* _Metin bölümü_:
═══

Şişiriyor da şişiriyorlar kendilerini. Şiştikçe, "vurmak" isteyenlerin darbelerine maruz kalıyor ve "hep bana mı be!" edebiyatı yapıyorlar.

Sen küçült hedefi. Vurmayı sevenler, kolay kolay isabet ettiremesinler. Bırak, arayan bulsun seni.

İyidir yani.

2 - Sivilcelerine alkol sürme.

3 - Başın sıkıştığında, kimlerden yardım alacağına, kimin iyiliğine izin vereceğine dikkat et. Çünkü iyilik, birçok insan için, bir tahakküm aracıdır.

Yalnız, güçsüz, çaresizsindir meselâ. Yardımına koşar birileri. İçin ısınır. Sonra anlamadığın şeyler olmaya başlar. Daha önce zarafeti bırakmayan, "haddini bilen" o insanlar, her fırsatta abanmaya, belini bükmeye kalkarlar. O iyilikle ortadan kalkan bedelin on katını ödersin.

Fakat bu işi abartıp seni seven, samimiyetle elinden tutmak isteyen dostlarını da kırma. Gururla kibir, farklı şeylerdir (biliyoruz da söölüyoruz).

4- Bir manita cinsi var ki, onlardan uzak dur derim ama dinlemezsin, biliyorum (erkek çocuklarına kıyağımdır).

Önce eteklerinin hışırtısı gelir, ardından da bir parfüm kokusu. Sanki bir kadınlık okulu vardır da, o okula gitmişlerdir. Üstelik, öyle aman aman güzel de denemez onlara belki ama bir çekicilikleri, insanın dişlerini kamaştıran bir büyüleri vardır.

Girdikleri mekânda, erkek milletini demleyiverirler çabucak. Yedekteki manitayı kırmamak için bastırılmış, tavşan kanı kıvamında istekler çıkıveririr gün ışığına. Erkek milletinin, dudak payını sallamadan, ağzını yakmaya hazır olduğu kadınlardır bunlar. Genellikle "yavvvvrum!" şeklinde hitap edilir. Kitabı da Allah'ı da inkâr ettirirler adama.

Her erkeğin hayatındaki "işte o kadın" lardır bunlar. Ulaşamamak en iyisidir.

Ama ille çalmayacak telefonları beklemek, "ben çirkinim de ondan aramıyor" triplerine girmek, geceleri ellerin titreyerek uyanmak istiyorsan ve bir kadına uçan tekme kıvamında "girişme" isteğinin ne olduğunu öğrenmek niyetindeysen, hemen bul onlardan birini. Anan ağlar, çok acı çekersin belki ama aşkı da öğrenirsin yaşayarak.

Huzurlu bir hayat istiyorsan, sana kaçamak bakışlar atan o kıza yanaş, çoluk çocuğa karış. Pijamalarını çek, dizilerini seyret. İyi davran o kıza. Pamuklara sar. Üstüne titre. Hiç bir şeyin olmasa bile, bir sadakat sigortan, bir kışlık yorganın olur şu dâr-i dünyâ'da.

═══

* _Yapılacak iş_:
Metin bölümüne göre iyilik, birçok insan için neyin aracıdır?

* _Kayıtlardan alıntılar_:
═══

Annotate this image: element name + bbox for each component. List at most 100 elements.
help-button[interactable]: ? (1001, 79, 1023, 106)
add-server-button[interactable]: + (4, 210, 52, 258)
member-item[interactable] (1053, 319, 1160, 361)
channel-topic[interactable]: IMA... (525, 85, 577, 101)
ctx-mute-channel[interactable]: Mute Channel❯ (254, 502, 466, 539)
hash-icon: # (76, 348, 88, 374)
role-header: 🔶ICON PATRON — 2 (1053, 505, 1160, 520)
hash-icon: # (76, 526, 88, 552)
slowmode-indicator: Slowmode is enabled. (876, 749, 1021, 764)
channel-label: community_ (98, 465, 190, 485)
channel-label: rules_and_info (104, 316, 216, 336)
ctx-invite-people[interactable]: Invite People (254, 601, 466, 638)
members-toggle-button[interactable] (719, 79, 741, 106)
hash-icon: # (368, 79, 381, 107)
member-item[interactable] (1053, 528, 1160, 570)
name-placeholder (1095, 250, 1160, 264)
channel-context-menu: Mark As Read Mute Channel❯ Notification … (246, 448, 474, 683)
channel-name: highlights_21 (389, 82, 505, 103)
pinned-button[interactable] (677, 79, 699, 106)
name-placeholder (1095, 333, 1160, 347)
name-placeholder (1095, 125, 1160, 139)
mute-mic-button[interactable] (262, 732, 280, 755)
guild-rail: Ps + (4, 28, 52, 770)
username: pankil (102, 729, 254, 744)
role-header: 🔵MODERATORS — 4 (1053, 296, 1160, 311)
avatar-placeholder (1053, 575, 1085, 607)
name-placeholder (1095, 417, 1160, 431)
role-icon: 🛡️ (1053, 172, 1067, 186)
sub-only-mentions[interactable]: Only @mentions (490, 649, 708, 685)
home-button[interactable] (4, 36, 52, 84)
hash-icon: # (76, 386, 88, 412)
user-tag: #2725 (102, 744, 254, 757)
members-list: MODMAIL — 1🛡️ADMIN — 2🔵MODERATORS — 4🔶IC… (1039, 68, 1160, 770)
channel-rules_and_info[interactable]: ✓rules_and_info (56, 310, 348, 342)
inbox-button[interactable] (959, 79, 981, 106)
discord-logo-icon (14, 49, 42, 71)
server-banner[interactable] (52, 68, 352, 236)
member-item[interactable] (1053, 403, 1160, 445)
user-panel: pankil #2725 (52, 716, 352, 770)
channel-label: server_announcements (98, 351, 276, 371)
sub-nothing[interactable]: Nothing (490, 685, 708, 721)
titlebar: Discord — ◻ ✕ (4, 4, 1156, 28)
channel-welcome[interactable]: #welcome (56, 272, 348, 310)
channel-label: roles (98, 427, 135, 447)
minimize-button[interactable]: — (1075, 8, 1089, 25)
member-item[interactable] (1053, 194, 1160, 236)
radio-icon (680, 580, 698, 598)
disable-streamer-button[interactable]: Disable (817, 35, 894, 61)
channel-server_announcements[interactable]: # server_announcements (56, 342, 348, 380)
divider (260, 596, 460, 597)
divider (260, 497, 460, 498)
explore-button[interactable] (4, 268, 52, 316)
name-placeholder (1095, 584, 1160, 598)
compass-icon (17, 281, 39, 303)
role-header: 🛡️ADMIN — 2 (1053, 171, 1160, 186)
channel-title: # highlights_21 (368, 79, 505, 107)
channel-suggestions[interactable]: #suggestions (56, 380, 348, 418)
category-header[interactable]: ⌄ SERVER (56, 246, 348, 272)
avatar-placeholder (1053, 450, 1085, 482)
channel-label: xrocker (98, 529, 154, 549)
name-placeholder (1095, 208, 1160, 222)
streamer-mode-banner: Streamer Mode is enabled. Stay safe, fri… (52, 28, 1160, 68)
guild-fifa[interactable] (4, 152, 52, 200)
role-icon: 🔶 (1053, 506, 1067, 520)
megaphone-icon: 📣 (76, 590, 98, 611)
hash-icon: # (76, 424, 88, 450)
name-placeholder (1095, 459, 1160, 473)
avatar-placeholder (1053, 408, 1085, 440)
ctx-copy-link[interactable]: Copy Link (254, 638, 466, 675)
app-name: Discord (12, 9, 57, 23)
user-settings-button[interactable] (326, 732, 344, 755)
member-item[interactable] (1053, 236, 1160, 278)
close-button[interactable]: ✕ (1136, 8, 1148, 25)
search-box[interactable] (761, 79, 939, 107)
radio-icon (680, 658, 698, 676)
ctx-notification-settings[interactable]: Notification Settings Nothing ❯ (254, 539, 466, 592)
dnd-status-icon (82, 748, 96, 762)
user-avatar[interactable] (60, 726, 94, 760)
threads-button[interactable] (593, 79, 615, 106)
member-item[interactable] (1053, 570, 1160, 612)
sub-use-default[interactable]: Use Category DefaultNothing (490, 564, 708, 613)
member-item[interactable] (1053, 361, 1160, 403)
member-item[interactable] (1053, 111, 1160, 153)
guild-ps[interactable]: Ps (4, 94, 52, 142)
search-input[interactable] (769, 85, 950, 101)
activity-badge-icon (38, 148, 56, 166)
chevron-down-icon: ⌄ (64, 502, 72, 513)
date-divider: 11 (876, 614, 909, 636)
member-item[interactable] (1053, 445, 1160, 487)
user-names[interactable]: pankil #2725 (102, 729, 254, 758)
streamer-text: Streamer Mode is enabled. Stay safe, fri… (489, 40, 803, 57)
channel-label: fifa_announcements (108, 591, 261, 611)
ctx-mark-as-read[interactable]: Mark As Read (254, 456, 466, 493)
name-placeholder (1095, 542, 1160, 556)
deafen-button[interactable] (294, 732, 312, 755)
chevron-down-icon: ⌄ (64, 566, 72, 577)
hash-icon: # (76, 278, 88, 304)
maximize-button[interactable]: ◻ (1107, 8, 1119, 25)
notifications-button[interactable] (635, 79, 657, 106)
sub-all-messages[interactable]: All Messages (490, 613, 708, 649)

═══

* _Yazılı yanıt_:
Bir tahakküm aracıdır.